# Dataset entries
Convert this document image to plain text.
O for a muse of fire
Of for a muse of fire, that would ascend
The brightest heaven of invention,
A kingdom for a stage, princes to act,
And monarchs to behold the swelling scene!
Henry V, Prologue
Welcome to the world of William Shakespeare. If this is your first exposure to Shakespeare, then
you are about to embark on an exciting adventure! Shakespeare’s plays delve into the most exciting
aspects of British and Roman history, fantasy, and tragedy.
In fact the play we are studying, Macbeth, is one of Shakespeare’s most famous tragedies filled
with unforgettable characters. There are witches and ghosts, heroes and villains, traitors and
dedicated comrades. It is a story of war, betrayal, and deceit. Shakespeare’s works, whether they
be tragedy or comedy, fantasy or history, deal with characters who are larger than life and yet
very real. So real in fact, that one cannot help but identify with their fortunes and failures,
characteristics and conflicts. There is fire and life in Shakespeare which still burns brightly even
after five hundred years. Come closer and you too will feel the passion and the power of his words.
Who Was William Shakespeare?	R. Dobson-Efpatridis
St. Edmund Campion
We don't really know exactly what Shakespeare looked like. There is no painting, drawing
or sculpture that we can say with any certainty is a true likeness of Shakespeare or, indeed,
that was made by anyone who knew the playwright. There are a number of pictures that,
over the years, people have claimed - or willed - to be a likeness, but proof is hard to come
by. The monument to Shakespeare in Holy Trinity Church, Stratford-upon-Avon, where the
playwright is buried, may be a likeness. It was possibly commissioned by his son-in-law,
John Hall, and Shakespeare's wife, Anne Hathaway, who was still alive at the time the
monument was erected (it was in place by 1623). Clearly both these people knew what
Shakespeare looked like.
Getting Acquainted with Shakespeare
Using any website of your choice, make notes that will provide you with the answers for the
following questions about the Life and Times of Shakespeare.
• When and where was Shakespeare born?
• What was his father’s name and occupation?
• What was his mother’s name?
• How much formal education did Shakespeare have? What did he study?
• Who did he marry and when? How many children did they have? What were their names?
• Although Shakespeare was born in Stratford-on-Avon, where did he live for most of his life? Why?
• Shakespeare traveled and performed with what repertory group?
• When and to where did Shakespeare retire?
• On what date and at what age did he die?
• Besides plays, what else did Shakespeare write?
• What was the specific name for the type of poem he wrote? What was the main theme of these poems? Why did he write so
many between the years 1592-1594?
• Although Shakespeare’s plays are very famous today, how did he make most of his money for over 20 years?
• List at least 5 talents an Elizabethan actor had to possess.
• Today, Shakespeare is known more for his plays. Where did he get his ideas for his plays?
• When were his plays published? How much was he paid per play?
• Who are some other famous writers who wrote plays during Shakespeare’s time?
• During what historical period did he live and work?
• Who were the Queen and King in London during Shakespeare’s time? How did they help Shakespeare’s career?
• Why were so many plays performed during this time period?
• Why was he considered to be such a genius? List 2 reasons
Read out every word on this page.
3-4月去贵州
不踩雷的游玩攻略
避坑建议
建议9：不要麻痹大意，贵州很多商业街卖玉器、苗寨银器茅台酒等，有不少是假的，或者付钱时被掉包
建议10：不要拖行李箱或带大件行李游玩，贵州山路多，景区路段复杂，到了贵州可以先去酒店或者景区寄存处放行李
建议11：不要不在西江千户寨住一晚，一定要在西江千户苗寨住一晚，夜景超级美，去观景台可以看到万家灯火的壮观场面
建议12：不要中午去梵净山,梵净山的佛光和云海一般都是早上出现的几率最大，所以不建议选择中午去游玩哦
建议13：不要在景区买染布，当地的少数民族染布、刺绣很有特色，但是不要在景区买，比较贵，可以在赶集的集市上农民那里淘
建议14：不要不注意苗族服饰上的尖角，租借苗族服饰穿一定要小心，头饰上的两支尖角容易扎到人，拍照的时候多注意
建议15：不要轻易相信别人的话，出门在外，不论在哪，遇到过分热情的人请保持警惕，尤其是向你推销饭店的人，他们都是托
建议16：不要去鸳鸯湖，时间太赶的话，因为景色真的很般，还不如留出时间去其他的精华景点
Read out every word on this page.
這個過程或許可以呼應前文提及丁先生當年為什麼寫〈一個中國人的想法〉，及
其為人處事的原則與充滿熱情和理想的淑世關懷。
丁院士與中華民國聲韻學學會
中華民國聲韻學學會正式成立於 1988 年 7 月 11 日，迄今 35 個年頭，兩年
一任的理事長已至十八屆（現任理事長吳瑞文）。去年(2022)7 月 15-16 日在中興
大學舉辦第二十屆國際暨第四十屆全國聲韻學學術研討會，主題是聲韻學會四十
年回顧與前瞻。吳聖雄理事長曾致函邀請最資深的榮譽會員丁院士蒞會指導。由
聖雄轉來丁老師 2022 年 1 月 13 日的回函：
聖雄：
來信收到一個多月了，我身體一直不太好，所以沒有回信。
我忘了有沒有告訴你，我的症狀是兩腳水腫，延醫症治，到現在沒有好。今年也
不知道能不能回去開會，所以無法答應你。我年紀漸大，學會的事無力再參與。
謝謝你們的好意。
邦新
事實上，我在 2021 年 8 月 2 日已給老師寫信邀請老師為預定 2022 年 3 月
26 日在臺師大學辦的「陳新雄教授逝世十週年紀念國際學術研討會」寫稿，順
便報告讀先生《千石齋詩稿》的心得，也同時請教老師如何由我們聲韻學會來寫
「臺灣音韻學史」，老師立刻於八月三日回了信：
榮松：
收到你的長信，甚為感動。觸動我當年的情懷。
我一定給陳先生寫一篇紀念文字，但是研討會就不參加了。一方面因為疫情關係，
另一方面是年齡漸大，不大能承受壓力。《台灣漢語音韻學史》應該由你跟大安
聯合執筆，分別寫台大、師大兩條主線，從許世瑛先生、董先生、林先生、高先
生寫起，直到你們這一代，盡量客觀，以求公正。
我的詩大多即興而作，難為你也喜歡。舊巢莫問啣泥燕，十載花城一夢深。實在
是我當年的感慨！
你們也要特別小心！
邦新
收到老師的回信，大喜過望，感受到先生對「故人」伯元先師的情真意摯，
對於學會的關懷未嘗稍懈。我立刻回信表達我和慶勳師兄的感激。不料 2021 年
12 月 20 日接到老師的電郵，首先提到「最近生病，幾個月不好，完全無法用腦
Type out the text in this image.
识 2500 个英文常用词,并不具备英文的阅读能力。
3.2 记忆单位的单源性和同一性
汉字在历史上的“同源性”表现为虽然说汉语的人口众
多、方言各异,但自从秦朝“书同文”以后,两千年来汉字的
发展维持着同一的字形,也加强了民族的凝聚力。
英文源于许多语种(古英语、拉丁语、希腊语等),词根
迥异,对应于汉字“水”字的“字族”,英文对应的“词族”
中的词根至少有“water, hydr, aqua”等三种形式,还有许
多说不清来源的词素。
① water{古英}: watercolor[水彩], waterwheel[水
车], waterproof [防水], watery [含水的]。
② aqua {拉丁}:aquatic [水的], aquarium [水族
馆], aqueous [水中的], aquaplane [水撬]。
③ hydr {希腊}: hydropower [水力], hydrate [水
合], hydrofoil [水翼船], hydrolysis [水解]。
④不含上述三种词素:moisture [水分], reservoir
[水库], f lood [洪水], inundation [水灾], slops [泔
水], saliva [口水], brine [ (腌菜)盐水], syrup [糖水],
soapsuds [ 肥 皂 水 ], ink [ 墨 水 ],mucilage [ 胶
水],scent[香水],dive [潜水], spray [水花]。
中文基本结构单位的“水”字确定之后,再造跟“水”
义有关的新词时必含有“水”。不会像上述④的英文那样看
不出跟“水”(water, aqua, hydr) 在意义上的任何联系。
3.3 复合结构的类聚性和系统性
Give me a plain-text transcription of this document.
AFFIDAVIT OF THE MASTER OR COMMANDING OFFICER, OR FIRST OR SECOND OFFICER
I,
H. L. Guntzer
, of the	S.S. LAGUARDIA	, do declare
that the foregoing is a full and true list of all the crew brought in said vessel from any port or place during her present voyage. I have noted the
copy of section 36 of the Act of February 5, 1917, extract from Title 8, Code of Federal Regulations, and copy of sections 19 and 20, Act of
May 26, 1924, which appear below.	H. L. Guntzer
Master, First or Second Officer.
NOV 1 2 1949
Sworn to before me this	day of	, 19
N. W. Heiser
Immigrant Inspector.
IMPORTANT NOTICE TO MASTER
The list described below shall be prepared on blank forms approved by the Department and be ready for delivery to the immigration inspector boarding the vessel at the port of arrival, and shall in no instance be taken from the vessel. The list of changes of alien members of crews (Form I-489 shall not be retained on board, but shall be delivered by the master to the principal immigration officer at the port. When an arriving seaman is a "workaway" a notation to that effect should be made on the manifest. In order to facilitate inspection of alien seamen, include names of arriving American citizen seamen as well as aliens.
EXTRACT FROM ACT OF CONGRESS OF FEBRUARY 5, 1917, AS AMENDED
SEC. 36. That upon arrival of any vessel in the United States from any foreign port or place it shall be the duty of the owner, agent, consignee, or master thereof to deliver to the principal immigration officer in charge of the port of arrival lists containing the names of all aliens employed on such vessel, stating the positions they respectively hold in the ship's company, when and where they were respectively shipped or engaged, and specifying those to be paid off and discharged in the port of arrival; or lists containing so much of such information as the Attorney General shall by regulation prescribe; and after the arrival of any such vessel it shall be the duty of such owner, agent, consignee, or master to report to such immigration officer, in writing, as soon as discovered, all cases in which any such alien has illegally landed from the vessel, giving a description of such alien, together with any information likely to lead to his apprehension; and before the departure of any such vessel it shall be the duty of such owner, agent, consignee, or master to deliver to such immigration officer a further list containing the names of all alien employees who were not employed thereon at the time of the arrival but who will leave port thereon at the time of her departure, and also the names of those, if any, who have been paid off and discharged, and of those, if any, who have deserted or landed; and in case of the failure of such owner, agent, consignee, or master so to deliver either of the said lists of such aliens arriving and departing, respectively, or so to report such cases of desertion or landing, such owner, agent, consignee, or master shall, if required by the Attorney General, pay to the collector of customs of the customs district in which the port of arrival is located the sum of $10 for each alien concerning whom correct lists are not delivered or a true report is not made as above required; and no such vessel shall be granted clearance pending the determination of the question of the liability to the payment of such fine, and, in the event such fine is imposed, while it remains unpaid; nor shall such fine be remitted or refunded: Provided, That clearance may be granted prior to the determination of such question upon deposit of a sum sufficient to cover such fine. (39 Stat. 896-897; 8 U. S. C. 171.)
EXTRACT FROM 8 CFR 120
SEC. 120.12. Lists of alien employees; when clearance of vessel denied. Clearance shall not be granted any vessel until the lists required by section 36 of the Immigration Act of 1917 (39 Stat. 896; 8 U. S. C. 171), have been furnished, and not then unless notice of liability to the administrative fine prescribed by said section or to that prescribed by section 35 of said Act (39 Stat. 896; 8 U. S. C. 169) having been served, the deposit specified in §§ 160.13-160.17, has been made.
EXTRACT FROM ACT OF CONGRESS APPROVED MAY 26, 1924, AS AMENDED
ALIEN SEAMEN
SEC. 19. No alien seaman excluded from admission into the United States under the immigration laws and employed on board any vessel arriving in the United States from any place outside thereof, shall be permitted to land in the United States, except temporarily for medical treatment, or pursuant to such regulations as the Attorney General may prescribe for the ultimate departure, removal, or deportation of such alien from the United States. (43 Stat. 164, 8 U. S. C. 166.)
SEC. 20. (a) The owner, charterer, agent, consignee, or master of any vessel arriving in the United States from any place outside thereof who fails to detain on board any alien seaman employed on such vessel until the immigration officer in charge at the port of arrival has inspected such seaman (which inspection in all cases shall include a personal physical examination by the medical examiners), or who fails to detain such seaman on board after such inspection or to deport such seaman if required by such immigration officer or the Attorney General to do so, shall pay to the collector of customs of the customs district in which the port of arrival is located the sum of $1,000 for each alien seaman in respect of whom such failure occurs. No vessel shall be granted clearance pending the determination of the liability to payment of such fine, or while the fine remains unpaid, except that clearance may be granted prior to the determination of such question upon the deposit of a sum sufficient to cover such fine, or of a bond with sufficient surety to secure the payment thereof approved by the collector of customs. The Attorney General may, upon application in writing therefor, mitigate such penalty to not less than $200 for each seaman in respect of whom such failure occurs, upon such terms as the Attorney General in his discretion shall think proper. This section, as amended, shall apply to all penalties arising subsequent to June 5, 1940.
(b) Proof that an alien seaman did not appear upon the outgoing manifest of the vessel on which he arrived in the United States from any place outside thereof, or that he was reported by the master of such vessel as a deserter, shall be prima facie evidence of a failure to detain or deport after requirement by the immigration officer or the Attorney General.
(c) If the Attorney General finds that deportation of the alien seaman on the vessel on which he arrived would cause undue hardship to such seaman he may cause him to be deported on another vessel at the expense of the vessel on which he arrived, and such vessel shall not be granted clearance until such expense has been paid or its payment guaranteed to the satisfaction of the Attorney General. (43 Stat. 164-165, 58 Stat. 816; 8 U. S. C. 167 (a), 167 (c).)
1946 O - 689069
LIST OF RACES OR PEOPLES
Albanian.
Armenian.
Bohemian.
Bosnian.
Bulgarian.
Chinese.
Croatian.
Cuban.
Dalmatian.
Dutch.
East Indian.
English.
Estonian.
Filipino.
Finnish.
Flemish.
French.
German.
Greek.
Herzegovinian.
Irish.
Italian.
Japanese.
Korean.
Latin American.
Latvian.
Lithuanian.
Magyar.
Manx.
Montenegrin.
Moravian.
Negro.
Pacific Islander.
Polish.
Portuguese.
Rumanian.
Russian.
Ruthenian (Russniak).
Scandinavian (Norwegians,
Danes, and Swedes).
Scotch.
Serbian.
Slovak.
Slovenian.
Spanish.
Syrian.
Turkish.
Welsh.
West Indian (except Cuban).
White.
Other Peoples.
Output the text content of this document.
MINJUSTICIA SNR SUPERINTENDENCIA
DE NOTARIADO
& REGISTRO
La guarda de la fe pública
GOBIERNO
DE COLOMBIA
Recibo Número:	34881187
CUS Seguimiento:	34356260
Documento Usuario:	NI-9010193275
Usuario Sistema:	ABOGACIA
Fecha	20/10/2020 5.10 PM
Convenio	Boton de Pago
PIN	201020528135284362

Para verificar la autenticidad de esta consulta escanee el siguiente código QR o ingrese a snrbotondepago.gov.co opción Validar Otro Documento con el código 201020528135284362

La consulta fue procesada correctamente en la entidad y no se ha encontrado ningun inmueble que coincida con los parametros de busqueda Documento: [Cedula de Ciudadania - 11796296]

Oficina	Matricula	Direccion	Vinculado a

# EXERCISE PROMPT
Find the string "monument" in the listing and return every line that holds it.

# RESULT FOR THIS TASK
by. The monument to Shakespeare in Holy Trinity Church, Stratford-upon-Avon, where the
monument was erected (it was in place by 1623). Clearly both these people knew what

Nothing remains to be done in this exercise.